• **WHAT IS BEING ASKED**: Strip the pictures and reproduce the rest of the listing exactly.

• **TASK INPUTS**:
BEGIN

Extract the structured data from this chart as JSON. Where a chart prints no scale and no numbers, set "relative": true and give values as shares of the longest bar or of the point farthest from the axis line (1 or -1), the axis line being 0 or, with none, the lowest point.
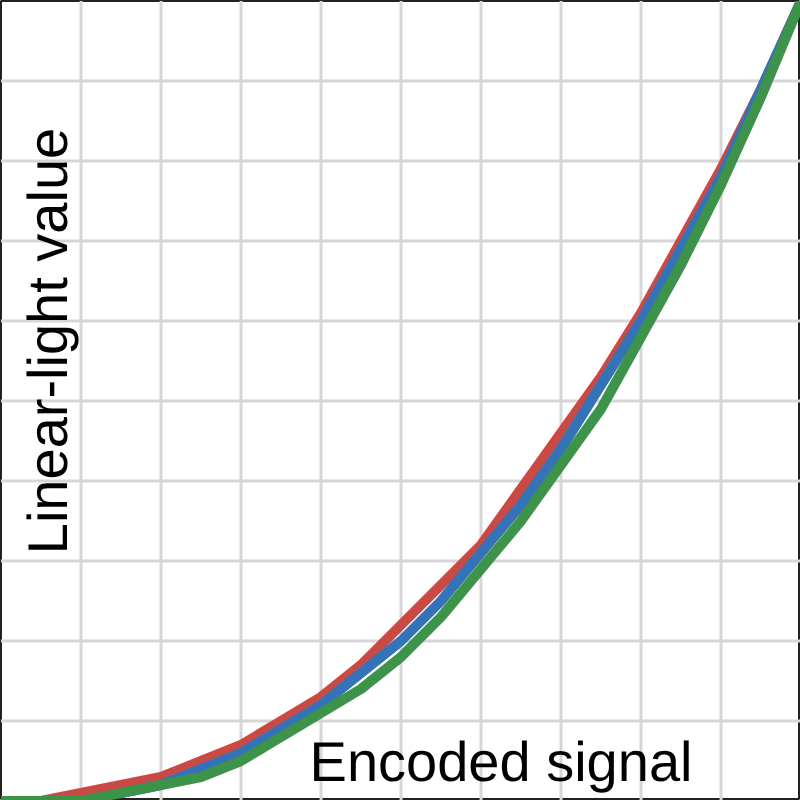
{
  "chart_data": {
    "type": "line",
    "relative": true,
    "xlabel": "Encoded signal",
    "ylabel": "Linear-light value",
    "grid": true,
    "line_style": "solid",
    "categories": [
      null,
      null,
      null,
      null,
      null,
      null,
      null,
      null,
      null,
      null,
      null,
      null,
      null,
      null,
      null,
      null,
      null,
      null,
      null,
      null,
      null
    ],
    "series": [
      {
        "color": "#c94a44",
        "values": [
          0,
          0,
          0.01,
          0.02,
          0.03,
          0.05,
          0.07,
          0.1,
          0.13,
          0.17,
          0.22,
          0.27,
          0.32,
          0.39,
          0.46,
          0.53,
          0.61,
          0.7,
          0.79,
          0.89,
          1
        ]
      },
      {
        "color": "#3573b9",
        "values": [
          null,
          null,
          null,
          0.01,
          0.02,
          0.04,
          0.06,
          0.09,
          0.12,
          0.16,
          0.2,
          0.25,
          0.31,
          0.37,
          0.44,
          0.52,
          0.6,
          0.69,
          0.78,
          0.89,
          1
        ]
      },
      {
        "color": "#3d934a",
        "values": [
          0,
          0,
          0,
          0.01,
          0.02,
          0.03,
          0.05,
          0.08,
          0.11,
          0.14,
          0.18,
          0.23,
          0.29,
          0.35,
          0.42,
          0.49,
          0.58,
          0.67,
          0.77,
          0.88,
          1
        ]
      }
    ]
  }
}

END

• **TASK SOLUTION**:
Extract the structured data from this chart as JSON. Where a chart prints no scale and no numbers, set "relative": true and give values as shares of the longest bar or of the point farthest from the axis line (1 or -1), the axis line being 0 or, with none, the lowest point.
{
  "chart_data": {
    "type": "line",
    "relative": true,
    "xlabel": "Encoded signal",
    "ylabel": "Linear-light value",
    "grid": true,
    "line_style": "solid",
    "categories": [
      null,
      null,
      null,
      null,
      null,
      null,
      null,
      null,
      null,
      null,
      null,
      null,
      null,
      null,
      null,
      null,
      null,
      null,
      null,
      null,
      null
    ],
    "series": [
      {
        "color": "#c94a44",
        "values": [
          0,
          0,
          0.01,
          0.02,
          0.03,
          0.05,
          0.07,
          0.1,
          0.13,
          0.17,
          0.22,
          0.27,
          0.32,
          0.39,
          0.46,
          0.53,
          0.61,
          0.7,
          0.79,
          0.89,
          1
        ]
      },
      {
        "color": "#3573b9",
        "values": [
          null,
          null,
          null,
          0.01,
          0.02,
          0.04,
          0.06,
          0.09,
          0.12,
          0.16,
          0.2,
          0.25,
          0.31,
          0.37,
          0.44,
          0.52,
          0.6,
          0.69,
          0.78,
          0.89,
          1
        ]
      },
      {
        "color": "#3d934a",
        "values": [
          0,
          0,
          0,
          0.01,
          0.02,
          0.03,
          0.05,
          0.08,
          0.11,
          0.14,
          0.18,
          0.23,
          0.29,
          0.35,
          0.42,
          0.49,
          0.58,
          0.67,
          0.77,
          0.88,
          1
        ]
      }
    ]
  }
}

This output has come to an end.